[[ RECORD EXTRACTS, beginning ]]

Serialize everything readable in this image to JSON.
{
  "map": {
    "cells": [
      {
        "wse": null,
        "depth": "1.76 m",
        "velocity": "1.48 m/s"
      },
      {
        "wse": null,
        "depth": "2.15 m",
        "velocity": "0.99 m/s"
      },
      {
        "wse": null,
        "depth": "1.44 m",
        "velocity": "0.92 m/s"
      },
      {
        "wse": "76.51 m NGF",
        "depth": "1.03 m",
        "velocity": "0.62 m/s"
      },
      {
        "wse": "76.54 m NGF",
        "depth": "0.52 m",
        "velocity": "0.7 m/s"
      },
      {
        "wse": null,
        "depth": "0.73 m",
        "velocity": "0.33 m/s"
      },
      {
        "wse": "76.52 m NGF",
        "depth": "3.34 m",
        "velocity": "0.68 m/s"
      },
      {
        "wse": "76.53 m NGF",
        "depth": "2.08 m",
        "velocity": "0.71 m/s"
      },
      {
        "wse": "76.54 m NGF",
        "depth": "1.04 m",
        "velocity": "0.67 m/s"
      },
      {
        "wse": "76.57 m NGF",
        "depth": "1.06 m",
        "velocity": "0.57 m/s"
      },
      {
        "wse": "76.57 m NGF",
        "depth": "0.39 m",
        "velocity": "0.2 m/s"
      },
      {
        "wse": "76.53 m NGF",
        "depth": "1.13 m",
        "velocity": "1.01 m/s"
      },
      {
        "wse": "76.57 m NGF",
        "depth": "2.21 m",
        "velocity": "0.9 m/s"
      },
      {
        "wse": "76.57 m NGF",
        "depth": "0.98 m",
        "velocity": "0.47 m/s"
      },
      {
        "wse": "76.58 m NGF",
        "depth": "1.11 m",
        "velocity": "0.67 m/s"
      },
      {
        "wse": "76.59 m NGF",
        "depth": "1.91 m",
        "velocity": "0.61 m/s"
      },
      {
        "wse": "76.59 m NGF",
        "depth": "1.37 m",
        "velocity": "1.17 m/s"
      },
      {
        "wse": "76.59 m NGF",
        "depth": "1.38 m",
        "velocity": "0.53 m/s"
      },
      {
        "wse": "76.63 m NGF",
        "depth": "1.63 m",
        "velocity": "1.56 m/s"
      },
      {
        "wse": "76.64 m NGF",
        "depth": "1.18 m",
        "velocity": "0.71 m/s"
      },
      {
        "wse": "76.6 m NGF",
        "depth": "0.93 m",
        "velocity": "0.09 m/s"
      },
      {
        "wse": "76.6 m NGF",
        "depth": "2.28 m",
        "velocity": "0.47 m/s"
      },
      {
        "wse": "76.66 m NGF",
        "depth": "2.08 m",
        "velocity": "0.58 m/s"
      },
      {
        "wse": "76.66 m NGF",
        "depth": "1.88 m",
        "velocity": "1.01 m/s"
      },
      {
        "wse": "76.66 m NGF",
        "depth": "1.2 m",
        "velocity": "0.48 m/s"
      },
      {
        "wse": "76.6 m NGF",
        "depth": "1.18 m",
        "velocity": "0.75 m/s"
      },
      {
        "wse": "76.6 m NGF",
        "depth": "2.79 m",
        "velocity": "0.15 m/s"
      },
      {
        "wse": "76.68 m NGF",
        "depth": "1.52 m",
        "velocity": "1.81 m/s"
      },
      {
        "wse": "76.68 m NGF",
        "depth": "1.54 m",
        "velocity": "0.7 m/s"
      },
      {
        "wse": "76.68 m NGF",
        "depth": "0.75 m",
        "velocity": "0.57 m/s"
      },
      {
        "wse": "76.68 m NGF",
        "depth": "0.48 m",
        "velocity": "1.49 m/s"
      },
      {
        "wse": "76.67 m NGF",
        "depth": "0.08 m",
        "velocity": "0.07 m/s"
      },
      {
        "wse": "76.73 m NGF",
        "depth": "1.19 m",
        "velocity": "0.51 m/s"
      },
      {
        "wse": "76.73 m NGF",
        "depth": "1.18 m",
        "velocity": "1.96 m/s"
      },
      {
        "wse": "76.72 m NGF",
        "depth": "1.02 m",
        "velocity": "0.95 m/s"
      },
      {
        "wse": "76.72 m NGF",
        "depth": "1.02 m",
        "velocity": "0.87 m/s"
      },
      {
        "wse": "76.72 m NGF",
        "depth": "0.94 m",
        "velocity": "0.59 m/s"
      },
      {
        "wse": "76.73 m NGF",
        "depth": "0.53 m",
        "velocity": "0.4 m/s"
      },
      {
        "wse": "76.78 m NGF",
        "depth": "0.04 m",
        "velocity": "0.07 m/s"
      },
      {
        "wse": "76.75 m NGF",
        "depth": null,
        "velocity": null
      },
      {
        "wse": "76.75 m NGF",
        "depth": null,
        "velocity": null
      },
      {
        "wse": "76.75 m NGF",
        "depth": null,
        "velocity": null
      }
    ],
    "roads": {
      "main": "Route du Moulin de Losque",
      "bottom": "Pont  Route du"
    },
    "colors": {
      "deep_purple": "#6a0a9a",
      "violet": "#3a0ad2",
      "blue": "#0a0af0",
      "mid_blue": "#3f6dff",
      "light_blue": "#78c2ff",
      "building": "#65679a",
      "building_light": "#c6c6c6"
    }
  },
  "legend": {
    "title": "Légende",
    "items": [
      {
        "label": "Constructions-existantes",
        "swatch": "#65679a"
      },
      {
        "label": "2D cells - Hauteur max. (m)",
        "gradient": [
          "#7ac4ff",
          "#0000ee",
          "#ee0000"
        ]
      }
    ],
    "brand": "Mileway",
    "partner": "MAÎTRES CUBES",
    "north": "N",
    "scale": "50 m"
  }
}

[[ RECORD EXTRACTS, end ]]

» **EXERCISE REQUIREMENTS**
Retype the data exactly as it reads.

» **WRITTEN ANSWER**
Serialize everything readable in this image to JSON.
{
  "map": {
    "cells": [
      {
        "wse": null,
        "depth": "1.76 m",
        "velocity": "1.48 m/s"
      },
      {
        "wse": null,
        "depth": "2.15 m",
        "velocity": "0.99 m/s"
      },
      {
        "wse": null,
        "depth": "1.44 m",
        "velocity": "0.92 m/s"
      },
      {
        "wse": "76.51 m NGF",
        "depth": "1.03 m",
        "velocity": "0.62 m/s"
      },
      {
        "wse": "76.54 m NGF",
        "depth": "0.52 m",
        "velocity": "0.7 m/s"
      },
      {
        "wse": null,
        "depth": "0.73 m",
        "velocity": "0.33 m/s"
      },
      {
        "wse": "76.52 m NGF",
        "depth": "3.34 m",
        "velocity": "0.68 m/s"
      },
      {
        "wse": "76.53 m NGF",
        "depth": "2.08 m",
        "velocity": "0.71 m/s"
      },
      {
        "wse": "76.54 m NGF",
        "depth": "1.04 m",
        "velocity": "0.67 m/s"
      },
      {
        "wse": "76.57 m NGF",
        "depth": "1.06 m",
        "velocity": "0.57 m/s"
      },
      {
        "wse": "76.57 m NGF",
        "depth": "0.39 m",
        "velocity": "0.2 m/s"
      },
      {
        "wse": "76.53 m NGF",
        "depth": "1.13 m",
        "velocity": "1.01 m/s"
      },
      {
        "wse": "76.57 m NGF",
        "depth": "2.21 m",
        "velocity": "0.9 m/s"
      },
      {
        "wse": "76.57 m NGF",
        "depth": "0.98 m",
        "velocity": "0.47 m/s"
      },
      {
        "wse": "76.58 m NGF",
        "depth": "1.11 m",
        "velocity": "0.67 m/s"
      },
      {
        "wse": "76.59 m NGF",
        "depth": "1.91 m",
        "velocity": "0.61 m/s"
      },
      {
        "wse": "76.59 m NGF",
        "depth": "1.37 m",
        "velocity": "1.17 m/s"
      },
      {
        "wse": "76.59 m NGF",
        "depth": "1.38 m",
        "velocity": "0.53 m/s"
      },
      {
        "wse": "76.63 m NGF",
        "depth": "1.63 m",
        "velocity": "1.56 m/s"
      },
      {
        "wse": "76.64 m NGF",
        "depth": "1.18 m",
        "velocity": "0.71 m/s"
      },
      {
        "wse": "76.6 m NGF",
        "depth": "0.93 m",
        "velocity": "0.09 m/s"
      },
      {
        "wse": "76.6 m NGF",
        "depth": "2.28 m",
        "velocity": "0.47 m/s"
      },
      {
        "wse": "76.66 m NGF",
        "depth": "2.08 m",
        "velocity": "0.58 m/s"
      },
      {
        "wse": "76.66 m NGF",
        "depth": "1.88 m",
        "velocity": "1.01 m/s"
      },
      {
        "wse": "76.66 m NGF",
        "depth": "1.2 m",
        "velocity": "0.48 m/s"
      },
      {
        "wse": "76.6 m NGF",
        "depth": "1.18 m",
        "velocity": "0.75 m/s"
      },
      {
        "wse": "76.6 m NGF",
        "depth": "2.79 m",
        "velocity": "0.15 m/s"
      },
      {
        "wse": "76.68 m NGF",
        "depth": "1.52 m",
        "velocity": "1.81 m/s"
      },
      {
        "wse": "76.68 m NGF",
        "depth": "1.54 m",
        "velocity": "0.7 m/s"
      },
      {
        "wse": "76.68 m NGF",
        "depth": "0.75 m",
        "velocity": "0.57 m/s"
      },
      {
        "wse": "76.68 m NGF",
        "depth": "0.48 m",
        "velocity": "1.49 m/s"
      },
      {
        "wse": "76.67 m NGF",
        "depth": "0.08 m",
        "velocity": "0.07 m/s"
      },
      {
        "wse": "76.73 m NGF",
        "depth": "1.19 m",
        "velocity": "0.51 m/s"
      },
      {
        "wse": "76.73 m NGF",
        "depth": "1.18 m",
        "velocity": "1.96 m/s"
      },
      {
        "wse": "76.72 m NGF",
        "depth": "1.02 m",
        "velocity": "0.95 m/s"
      },
      {
        "wse": "76.72 m NGF",
        "depth": "1.02 m",
        "velocity": "0.87 m/s"
      },
      {
        "wse": "76.72 m NGF",
        "depth": "0.94 m",
        "velocity": "0.59 m/s"
      },
      {
        "wse": "76.73 m NGF",
        "depth": "0.53 m",
        "velocity": "0.4 m/s"
      },
      {
        "wse": "76.78 m NGF",
        "depth": "0.04 m",
        "velocity": "0.07 m/s"
      },
      {
        "wse": "76.75 m NGF",
        "depth": null,
        "velocity": null
      },
      {
        "wse": "76.75 m NGF",
        "depth": null,
        "velocity": null
      },
      {
        "wse": "76.75 m NGF",
        "depth": null,
        "velocity": null
      }
    ],
    "roads": {
      "main": "Route du Moulin de Losque",
      "bottom": "Pont  Route du"
    },
    "colors": {
      "deep_purple": "#6a0a9a",
      "violet": "#3a0ad2",
      "blue": "#0a0af0",
      "mid_blue": "#3f6dff",
      "light_blue": "#78c2ff",
      "building": "#65679a",
      "building_light": "#c6c6c6"
    }
  },
  "legend": {
    "title": "Légende",
    "items": [
      {
        "label": "Constructions-existantes",
        "swatch": "#65679a"
      },
      {
        "label": "2D cells - Hauteur max. (m)",
        "gradient": [
          "#7ac4ff",
          "#0000ee",
          "#ee0000"
        ]
      }
    ],
    "brand": "Mileway",
    "partner": "MAÎTRES CUBES",
    "north": "N",
    "scale": "50 m"
  }
}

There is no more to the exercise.